*BRIEF 1*. From the passage on the Republican debate, give the part from "The key juncture" up to and including "stay in Iraq." again, substituting "shouting" for "crossfire".

:: TEXT SEGMENT ::

Amidst all the inane and idolatrous babbling about the 40th president (at one point Mitt Romney said “Ronald Reagan” so many times in rapid succession that he sounded like he had forgotten himself and fallen into a chant or even a prayer), there was something of a debate that nicely illustrated the odd world of the Republican “base.”
The key juncture was the bicker-fest between McCain and Romney over the former’s allegation that the latter had once uttered the accursed word “timetables” in connection with our glorious march towards total victory in Iraq. After fifteen minutes of this stuff, Ron Paul had to jump in and remind them that they were equally out of touch with reality on the larger issue of the war, and shouldn’t waste time fighting over who said what when. Perhaps lost in the crossfire was the fact that both Romney and Huckabee passed up a clear opportunity to express some slight concern over McCain’s infamous “100 years” statement on how long our troops might need to stay in Iraq.
If you are one of those people who worry about insufficient partisan differentiation, take a long look at the Iraq debate on the campaign trail. Among the Democratic candidates, nobody disputes that the Iraq War was a boneheaded disaster that needs to be ended quickly; instead, they argue over their earler positions and what that says about their judgment. Until Bill Richardson got out of the race, they argued some about small residual troop deployments. Among the Republican candidates (except for Paul, of course), the Iraq War was a fully justified response to 9/11 and Islamofascism; we’re winning the war now, thank God and Petraus; but just in case, let’s have permanent bases and keep troops there forever. Can’t repeat that Vietnam “cut and run,” can we?

:::

*BRIEF 2*. Repeat the entries exactly, from their first line up to and including the line with "communion-wine-ad xyxy=(871,1211,1221,1763)".

:: PROVIDED DATA ::

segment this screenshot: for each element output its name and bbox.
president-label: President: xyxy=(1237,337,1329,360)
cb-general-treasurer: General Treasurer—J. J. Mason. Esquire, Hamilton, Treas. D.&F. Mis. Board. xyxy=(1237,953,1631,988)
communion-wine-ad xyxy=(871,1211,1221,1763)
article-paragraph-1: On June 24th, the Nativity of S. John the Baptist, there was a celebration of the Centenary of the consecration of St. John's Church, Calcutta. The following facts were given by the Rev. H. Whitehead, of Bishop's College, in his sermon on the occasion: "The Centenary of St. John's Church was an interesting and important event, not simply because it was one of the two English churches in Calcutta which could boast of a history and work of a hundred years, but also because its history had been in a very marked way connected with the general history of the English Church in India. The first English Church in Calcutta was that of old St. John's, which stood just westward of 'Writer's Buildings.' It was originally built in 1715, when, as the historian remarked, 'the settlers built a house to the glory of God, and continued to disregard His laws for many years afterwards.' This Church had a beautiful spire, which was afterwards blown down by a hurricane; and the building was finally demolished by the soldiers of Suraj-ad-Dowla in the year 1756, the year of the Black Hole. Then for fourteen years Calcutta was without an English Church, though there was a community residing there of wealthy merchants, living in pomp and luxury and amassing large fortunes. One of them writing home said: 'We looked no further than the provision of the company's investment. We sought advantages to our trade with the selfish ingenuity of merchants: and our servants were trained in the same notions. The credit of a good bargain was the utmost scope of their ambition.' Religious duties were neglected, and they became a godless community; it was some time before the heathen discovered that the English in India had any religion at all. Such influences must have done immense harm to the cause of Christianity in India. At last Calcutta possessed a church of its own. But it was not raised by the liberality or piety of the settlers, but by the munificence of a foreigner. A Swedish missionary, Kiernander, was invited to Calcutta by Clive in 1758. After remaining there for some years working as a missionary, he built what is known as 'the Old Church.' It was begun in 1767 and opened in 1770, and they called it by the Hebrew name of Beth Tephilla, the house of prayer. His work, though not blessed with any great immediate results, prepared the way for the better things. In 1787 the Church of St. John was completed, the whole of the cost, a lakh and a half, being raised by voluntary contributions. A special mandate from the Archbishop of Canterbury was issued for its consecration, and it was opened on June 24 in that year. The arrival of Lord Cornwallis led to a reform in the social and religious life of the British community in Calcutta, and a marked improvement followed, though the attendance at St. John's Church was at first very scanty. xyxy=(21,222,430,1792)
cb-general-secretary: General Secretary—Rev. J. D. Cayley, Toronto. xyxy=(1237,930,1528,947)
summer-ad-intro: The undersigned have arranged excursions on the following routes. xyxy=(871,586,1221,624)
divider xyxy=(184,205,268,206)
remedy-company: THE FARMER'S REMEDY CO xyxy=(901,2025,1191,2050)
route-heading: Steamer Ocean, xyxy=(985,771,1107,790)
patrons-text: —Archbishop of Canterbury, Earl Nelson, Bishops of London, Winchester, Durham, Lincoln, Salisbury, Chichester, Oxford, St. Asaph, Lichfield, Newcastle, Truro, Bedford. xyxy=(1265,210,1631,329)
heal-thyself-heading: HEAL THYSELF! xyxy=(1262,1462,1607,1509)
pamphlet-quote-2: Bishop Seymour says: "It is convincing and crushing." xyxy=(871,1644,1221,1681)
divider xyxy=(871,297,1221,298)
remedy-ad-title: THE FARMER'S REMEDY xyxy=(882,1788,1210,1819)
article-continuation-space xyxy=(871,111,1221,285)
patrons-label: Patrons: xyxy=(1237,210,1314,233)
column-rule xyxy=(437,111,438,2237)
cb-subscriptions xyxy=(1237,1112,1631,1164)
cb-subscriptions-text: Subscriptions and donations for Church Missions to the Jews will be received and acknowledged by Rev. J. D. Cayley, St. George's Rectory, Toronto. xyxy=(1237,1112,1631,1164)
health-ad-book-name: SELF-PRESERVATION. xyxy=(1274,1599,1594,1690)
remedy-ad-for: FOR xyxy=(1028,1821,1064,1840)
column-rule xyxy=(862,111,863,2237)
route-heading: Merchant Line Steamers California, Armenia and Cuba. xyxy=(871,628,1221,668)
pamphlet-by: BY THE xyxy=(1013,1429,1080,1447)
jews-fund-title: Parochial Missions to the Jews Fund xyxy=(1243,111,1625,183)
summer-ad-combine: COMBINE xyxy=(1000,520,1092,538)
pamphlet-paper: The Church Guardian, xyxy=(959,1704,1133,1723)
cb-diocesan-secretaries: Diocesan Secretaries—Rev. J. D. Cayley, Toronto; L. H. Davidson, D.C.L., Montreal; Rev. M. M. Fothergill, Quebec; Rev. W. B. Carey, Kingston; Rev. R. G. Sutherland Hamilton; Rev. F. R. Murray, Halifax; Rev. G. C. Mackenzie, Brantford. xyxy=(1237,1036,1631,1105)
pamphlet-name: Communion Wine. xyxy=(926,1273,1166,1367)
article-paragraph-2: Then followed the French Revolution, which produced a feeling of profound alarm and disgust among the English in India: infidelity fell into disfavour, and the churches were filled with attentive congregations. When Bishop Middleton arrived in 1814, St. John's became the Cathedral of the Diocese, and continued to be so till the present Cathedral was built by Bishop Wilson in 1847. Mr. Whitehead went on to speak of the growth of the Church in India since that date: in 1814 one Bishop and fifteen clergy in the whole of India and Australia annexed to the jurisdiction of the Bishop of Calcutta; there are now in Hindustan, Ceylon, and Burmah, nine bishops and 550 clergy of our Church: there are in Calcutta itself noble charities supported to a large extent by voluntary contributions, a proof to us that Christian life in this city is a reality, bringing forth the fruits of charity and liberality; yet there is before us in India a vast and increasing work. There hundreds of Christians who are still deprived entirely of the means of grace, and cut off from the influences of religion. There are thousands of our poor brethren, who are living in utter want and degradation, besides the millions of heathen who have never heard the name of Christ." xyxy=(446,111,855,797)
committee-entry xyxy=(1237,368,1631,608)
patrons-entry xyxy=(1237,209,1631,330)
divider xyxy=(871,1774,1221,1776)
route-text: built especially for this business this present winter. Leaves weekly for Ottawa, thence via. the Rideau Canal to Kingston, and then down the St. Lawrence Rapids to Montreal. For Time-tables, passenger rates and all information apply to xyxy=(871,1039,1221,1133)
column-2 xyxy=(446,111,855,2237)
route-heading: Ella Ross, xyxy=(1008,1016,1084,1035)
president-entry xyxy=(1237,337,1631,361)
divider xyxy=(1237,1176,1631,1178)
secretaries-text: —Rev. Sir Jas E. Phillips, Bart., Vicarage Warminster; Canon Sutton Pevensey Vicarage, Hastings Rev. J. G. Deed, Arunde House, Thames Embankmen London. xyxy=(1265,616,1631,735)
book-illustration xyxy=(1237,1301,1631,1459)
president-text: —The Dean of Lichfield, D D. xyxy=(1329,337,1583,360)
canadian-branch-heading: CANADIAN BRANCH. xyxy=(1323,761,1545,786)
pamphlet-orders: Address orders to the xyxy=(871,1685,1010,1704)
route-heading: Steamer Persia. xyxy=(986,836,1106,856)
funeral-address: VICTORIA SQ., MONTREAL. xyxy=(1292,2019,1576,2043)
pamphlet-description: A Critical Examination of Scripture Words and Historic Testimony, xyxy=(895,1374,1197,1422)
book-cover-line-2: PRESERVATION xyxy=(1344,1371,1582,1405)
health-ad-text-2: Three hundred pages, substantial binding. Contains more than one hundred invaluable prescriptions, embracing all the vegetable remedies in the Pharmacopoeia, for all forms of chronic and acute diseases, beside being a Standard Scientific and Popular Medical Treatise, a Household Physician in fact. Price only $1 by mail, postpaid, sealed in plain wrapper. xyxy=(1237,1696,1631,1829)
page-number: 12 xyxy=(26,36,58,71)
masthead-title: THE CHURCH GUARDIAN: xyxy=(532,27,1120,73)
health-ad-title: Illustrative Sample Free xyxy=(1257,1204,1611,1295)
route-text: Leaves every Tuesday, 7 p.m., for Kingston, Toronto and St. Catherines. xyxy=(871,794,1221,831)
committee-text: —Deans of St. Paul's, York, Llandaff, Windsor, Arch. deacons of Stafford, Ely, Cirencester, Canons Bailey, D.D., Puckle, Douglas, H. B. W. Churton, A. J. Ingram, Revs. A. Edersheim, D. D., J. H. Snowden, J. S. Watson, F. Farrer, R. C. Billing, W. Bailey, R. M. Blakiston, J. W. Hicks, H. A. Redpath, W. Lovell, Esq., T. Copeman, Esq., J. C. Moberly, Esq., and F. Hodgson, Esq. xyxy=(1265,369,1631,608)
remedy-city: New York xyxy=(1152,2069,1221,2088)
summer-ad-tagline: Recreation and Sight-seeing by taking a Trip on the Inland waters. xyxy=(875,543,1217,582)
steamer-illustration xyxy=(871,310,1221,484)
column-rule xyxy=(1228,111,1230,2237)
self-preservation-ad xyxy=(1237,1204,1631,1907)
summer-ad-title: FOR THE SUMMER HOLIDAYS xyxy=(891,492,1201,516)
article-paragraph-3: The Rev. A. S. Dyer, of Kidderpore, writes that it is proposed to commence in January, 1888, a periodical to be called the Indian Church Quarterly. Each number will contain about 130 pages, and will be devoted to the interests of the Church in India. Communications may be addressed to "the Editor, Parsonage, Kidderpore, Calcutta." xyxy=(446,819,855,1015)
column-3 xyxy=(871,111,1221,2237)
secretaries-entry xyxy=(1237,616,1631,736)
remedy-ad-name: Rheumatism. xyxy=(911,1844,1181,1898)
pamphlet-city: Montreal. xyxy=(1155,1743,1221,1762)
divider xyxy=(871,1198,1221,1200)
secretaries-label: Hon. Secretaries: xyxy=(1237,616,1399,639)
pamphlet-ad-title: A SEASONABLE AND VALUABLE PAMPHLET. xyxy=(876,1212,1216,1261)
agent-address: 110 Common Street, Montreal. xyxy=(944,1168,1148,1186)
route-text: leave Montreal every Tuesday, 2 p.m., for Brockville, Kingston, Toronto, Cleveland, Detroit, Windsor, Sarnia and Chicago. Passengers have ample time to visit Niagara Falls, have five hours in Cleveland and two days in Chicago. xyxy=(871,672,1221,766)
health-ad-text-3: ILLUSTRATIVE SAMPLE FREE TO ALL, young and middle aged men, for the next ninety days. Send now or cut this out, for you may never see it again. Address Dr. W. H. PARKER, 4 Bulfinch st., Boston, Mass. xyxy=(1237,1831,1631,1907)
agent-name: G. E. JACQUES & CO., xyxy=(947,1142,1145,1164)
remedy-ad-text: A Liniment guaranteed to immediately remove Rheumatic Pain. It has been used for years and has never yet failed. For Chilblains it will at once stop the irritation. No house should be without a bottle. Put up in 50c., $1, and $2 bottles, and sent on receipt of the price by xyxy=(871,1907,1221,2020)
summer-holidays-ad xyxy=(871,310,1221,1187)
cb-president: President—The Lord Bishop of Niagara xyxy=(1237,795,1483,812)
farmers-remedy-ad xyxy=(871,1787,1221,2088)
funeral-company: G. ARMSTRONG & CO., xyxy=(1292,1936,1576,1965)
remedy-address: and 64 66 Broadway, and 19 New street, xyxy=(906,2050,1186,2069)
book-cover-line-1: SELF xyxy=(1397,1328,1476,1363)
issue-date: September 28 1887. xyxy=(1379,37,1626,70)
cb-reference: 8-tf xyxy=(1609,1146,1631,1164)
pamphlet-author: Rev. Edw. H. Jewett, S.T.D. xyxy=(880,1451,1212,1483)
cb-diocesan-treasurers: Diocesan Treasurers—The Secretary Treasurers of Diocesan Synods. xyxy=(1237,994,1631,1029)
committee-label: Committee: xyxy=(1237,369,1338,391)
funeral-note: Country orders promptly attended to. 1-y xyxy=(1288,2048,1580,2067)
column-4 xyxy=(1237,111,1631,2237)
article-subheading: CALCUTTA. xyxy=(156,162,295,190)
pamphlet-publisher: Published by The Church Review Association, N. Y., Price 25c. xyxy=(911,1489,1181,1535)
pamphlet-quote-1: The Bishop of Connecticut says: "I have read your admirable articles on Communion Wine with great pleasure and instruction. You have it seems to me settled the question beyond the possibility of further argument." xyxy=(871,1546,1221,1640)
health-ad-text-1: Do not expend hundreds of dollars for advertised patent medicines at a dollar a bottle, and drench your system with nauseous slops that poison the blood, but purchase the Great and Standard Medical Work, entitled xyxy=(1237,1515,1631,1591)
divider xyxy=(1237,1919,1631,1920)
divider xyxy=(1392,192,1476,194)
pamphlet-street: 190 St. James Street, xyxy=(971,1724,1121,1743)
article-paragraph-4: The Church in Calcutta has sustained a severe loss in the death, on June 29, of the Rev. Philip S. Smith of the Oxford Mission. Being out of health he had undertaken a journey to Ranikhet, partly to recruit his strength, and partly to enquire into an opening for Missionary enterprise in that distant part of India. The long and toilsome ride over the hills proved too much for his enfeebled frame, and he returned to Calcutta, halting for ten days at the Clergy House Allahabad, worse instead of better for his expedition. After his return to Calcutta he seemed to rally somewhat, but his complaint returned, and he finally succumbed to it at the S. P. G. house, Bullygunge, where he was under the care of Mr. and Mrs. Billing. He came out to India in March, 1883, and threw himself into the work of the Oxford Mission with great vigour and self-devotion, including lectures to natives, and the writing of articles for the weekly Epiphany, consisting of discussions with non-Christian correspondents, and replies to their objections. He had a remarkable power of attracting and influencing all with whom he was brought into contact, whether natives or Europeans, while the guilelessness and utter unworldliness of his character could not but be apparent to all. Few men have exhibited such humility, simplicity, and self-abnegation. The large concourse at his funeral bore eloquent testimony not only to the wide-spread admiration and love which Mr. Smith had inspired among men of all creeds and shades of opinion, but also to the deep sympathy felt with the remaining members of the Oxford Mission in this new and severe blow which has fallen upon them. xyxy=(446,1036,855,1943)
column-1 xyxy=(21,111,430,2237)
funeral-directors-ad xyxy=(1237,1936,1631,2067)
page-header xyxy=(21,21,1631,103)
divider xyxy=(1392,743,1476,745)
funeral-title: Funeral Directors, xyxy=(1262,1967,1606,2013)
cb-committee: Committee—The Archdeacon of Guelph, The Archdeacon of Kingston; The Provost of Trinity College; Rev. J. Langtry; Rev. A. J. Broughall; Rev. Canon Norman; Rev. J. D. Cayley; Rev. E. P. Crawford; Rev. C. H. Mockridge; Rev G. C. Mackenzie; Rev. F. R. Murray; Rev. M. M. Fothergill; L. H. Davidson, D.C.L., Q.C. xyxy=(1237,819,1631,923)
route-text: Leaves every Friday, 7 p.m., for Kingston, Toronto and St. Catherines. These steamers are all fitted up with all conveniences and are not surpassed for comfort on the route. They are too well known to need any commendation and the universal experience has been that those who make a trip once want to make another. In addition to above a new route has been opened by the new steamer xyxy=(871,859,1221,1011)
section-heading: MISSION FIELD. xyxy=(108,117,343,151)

:::

*FULL ANSWER 1*.
The key juncture was the bicker-fest between McCain and Romney over the former’s allegation that the latter had once uttered the accursed word “timetables” in connection with our glorious march towards total victory in Iraq. After fifteen minutes of this stuff, Ron Paul had to jump in and remind them that they were equally out of touch with reality on the larger issue of the war, and shouldn’t waste time fighting over who said what when. Perhaps lost in the shouting was the fact that both Romney and Huckabee passed up a clear opportunity to express some slight concern over McCain’s infamous “100 years” statement on how long our troops might need to stay in Iraq.

*FULL ANSWER 2*.
segment this screenshot: for each element output its name and bbox.
president-label: President: xyxy=(1237,337,1329,360)
cb-general-treasurer: General Treasurer—J. J. Mason. Esquire, Hamilton, Treas. D.&F. Mis. Board. xyxy=(1237,953,1631,988)
communion-wine-ad xyxy=(871,1211,1221,1763)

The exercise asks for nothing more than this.